▶ _WHAT THE EXERCISE ASKS_
Copy all the material that follows, keeping every character the same.

▶ _PROVIDED MATERIAL_
┄┄┄┄┄┄┄┄┄┄┄┄┄┄┄┄┄┄┄┄
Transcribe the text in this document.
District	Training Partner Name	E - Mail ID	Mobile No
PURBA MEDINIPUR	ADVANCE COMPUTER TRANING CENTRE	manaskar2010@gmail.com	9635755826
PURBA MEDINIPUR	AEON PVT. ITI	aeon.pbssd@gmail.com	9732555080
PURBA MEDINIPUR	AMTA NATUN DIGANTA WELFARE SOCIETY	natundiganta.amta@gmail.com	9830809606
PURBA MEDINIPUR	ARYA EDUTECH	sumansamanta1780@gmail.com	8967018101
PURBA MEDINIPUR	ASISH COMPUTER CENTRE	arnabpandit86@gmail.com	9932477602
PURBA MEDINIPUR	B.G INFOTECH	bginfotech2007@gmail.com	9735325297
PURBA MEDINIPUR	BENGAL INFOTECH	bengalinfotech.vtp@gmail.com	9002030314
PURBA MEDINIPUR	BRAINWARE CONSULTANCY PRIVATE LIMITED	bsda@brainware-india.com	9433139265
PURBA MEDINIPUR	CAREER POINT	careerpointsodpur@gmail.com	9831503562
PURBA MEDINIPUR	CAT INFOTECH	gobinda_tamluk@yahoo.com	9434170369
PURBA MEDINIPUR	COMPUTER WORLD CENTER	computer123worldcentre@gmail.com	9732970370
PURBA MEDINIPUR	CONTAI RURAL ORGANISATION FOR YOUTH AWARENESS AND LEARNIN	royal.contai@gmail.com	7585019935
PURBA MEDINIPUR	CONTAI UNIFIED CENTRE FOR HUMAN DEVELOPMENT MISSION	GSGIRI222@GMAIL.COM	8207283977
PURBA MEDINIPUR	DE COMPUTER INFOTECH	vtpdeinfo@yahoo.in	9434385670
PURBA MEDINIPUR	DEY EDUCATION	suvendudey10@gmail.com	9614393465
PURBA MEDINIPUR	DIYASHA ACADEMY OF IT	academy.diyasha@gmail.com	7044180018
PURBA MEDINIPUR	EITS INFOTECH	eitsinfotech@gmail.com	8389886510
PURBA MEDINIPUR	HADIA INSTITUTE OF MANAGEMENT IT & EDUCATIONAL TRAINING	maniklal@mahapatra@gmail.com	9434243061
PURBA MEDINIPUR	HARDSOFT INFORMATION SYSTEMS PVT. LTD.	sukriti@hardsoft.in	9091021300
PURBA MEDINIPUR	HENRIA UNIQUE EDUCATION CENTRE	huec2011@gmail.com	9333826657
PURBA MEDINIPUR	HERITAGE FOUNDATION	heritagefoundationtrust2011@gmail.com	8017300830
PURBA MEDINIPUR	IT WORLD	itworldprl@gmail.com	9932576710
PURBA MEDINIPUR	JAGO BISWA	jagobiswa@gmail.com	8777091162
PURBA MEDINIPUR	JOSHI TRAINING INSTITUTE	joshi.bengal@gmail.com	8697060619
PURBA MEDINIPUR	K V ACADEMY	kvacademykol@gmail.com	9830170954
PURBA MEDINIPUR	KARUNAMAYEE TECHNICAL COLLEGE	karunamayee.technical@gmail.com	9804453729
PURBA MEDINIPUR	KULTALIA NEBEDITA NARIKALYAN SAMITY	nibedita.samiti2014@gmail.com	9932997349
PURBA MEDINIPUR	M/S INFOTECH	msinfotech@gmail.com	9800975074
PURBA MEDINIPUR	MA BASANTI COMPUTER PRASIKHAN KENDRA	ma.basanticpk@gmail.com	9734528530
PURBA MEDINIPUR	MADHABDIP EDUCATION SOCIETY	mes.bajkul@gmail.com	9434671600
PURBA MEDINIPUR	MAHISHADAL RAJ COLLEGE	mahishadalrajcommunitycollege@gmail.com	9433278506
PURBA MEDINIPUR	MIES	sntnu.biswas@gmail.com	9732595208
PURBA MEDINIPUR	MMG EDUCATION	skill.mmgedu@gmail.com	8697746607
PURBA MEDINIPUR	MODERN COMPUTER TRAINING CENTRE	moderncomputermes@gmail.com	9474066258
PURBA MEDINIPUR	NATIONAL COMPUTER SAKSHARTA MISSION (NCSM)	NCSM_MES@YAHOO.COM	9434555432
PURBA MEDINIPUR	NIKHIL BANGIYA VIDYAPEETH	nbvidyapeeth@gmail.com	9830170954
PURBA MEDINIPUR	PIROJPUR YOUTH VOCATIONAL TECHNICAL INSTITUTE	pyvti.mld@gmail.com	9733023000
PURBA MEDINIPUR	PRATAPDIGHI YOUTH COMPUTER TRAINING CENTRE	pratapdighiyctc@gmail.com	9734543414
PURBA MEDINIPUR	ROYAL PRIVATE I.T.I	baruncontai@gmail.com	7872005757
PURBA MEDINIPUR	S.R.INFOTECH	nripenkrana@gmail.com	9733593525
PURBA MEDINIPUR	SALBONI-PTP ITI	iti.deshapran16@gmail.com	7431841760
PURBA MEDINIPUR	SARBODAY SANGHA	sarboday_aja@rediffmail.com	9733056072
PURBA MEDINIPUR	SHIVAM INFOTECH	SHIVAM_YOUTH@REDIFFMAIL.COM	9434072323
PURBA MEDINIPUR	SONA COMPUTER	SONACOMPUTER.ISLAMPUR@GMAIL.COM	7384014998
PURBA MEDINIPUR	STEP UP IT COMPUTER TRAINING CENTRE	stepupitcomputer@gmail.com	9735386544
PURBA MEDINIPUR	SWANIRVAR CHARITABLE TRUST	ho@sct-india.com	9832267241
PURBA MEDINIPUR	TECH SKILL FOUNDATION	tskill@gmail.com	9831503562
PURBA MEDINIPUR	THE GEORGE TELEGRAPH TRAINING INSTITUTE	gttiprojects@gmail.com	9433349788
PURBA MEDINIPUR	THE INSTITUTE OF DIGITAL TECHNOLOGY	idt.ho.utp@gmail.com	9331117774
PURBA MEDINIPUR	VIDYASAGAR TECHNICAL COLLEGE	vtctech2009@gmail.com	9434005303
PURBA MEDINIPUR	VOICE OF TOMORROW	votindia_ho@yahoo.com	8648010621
┄┄┄┄┄┄┄┄┄┄┄┄┄┄┄┄┄┄┄┄
▶ _FINISHED EXERCISE_
Transcribe the text in this document.
District	Training Partner Name	E - Mail ID	Mobile No
PURBA MEDINIPUR	ADVANCE COMPUTER TRANING CENTRE	manaskar2010@gmail.com	9635755826
PURBA MEDINIPUR	AEON PVT. ITI	aeon.pbssd@gmail.com	9732555080
PURBA MEDINIPUR	AMTA NATUN DIGANTA WELFARE SOCIETY	natundiganta.amta@gmail.com	9830809606
PURBA MEDINIPUR	ARYA EDUTECH	sumansamanta1780@gmail.com	8967018101
PURBA MEDINIPUR	ASISH COMPUTER CENTRE	arnabpandit86@gmail.com	9932477602
PURBA MEDINIPUR	B.G INFOTECH	bginfotech2007@gmail.com	9735325297
PURBA MEDINIPUR	BENGAL INFOTECH	bengalinfotech.vtp@gmail.com	9002030314
PURBA MEDINIPUR	BRAINWARE CONSULTANCY PRIVATE LIMITED	bsda@brainware-india.com	9433139265
PURBA MEDINIPUR	CAREER POINT	careerpointsodpur@gmail.com	9831503562
PURBA MEDINIPUR	CAT INFOTECH	gobinda_tamluk@yahoo.com	9434170369
PURBA MEDINIPUR	COMPUTER WORLD CENTER	computer123worldcentre@gmail.com	9732970370
PURBA MEDINIPUR	CONTAI RURAL ORGANISATION FOR YOUTH AWARENESS AND LEARNIN	royal.contai@gmail.com	7585019935
PURBA MEDINIPUR	CONTAI UNIFIED CENTRE FOR HUMAN DEVELOPMENT MISSION	GSGIRI222@GMAIL.COM	8207283977
PURBA MEDINIPUR	DE COMPUTER INFOTECH	vtpdeinfo@yahoo.in	9434385670
PURBA MEDINIPUR	DEY EDUCATION	suvendudey10@gmail.com	9614393465
PURBA MEDINIPUR	DIYASHA ACADEMY OF IT	academy.diyasha@gmail.com	7044180018
PURBA MEDINIPUR	EITS INFOTECH	eitsinfotech@gmail.com	8389886510
PURBA MEDINIPUR	HADIA INSTITUTE OF MANAGEMENT IT & EDUCATIONAL TRAINING	maniklal@mahapatra@gmail.com	9434243061
PURBA MEDINIPUR	HARDSOFT INFORMATION SYSTEMS PVT. LTD.	sukriti@hardsoft.in	9091021300
PURBA MEDINIPUR	HENRIA UNIQUE EDUCATION CENTRE	huec2011@gmail.com	9333826657
PURBA MEDINIPUR	HERITAGE FOUNDATION	heritagefoundationtrust2011@gmail.com	8017300830
PURBA MEDINIPUR	IT WORLD	itworldprl@gmail.com	9932576710
PURBA MEDINIPUR	JAGO BISWA	jagobiswa@gmail.com	8777091162
PURBA MEDINIPUR	JOSHI TRAINING INSTITUTE	joshi.bengal@gmail.com	8697060619
PURBA MEDINIPUR	K V ACADEMY	kvacademykol@gmail.com	9830170954
PURBA MEDINIPUR	KARUNAMAYEE TECHNICAL COLLEGE	karunamayee.technical@gmail.com	9804453729
PURBA MEDINIPUR	KULTALIA NEBEDITA NARIKALYAN SAMITY	nibedita.samiti2014@gmail.com	9932997349
PURBA MEDINIPUR	M/S INFOTECH	msinfotech@gmail.com	9800975074
PURBA MEDINIPUR	MA BASANTI COMPUTER PRASIKHAN KENDRA	ma.basanticpk@gmail.com	9734528530
PURBA MEDINIPUR	MADHABDIP EDUCATION SOCIETY	mes.bajkul@gmail.com	9434671600
PURBA MEDINIPUR	MAHISHADAL RAJ COLLEGE	mahishadalrajcommunitycollege@gmail.com	9433278506
PURBA MEDINIPUR	MIES	sntnu.biswas@gmail.com	9732595208
PURBA MEDINIPUR	MMG EDUCATION	skill.mmgedu@gmail.com	8697746607
PURBA MEDINIPUR	MODERN COMPUTER TRAINING CENTRE	moderncomputermes@gmail.com	9474066258
PURBA MEDINIPUR	NATIONAL COMPUTER SAKSHARTA MISSION (NCSM)	NCSM_MES@YAHOO.COM	9434555432
PURBA MEDINIPUR	NIKHIL BANGIYA VIDYAPEETH	nbvidyapeeth@gmail.com	9830170954
PURBA MEDINIPUR	PIROJPUR YOUTH VOCATIONAL TECHNICAL INSTITUTE	pyvti.mld@gmail.com	9733023000
PURBA MEDINIPUR	PRATAPDIGHI YOUTH COMPUTER TRAINING CENTRE	pratapdighiyctc@gmail.com	9734543414
PURBA MEDINIPUR	ROYAL PRIVATE I.T.I	baruncontai@gmail.com	7872005757
PURBA MEDINIPUR	S.R.INFOTECH	nripenkrana@gmail.com	9733593525
PURBA MEDINIPUR	SALBONI-PTP ITI	iti.deshapran16@gmail.com	7431841760
PURBA MEDINIPUR	SARBODAY SANGHA	sarboday_aja@rediffmail.com	9733056072
PURBA MEDINIPUR	SHIVAM INFOTECH	SHIVAM_YOUTH@REDIFFMAIL.COM	9434072323
PURBA MEDINIPUR	SONA COMPUTER	SONACOMPUTER.ISLAMPUR@GMAIL.COM	7384014998
PURBA MEDINIPUR	STEP UP IT COMPUTER TRAINING CENTRE	stepupitcomputer@gmail.com	9735386544
PURBA MEDINIPUR	SWANIRVAR CHARITABLE TRUST	ho@sct-india.com	9832267241
PURBA MEDINIPUR	TECH SKILL FOUNDATION	tskill@gmail.com	9831503562
PURBA MEDINIPUR	THE GEORGE TELEGRAPH TRAINING INSTITUTE	gttiprojects@gmail.com	9433349788
PURBA MEDINIPUR	THE INSTITUTE OF DIGITAL TECHNOLOGY	idt.ho.utp@gmail.com	9331117774
PURBA MEDINIPUR	VIDYASAGAR TECHNICAL COLLEGE	vtctech2009@gmail.com	9434005303
PURBA MEDINIPUR	VOICE OF TOMORROW	votindia_ho@yahoo.com	8648010621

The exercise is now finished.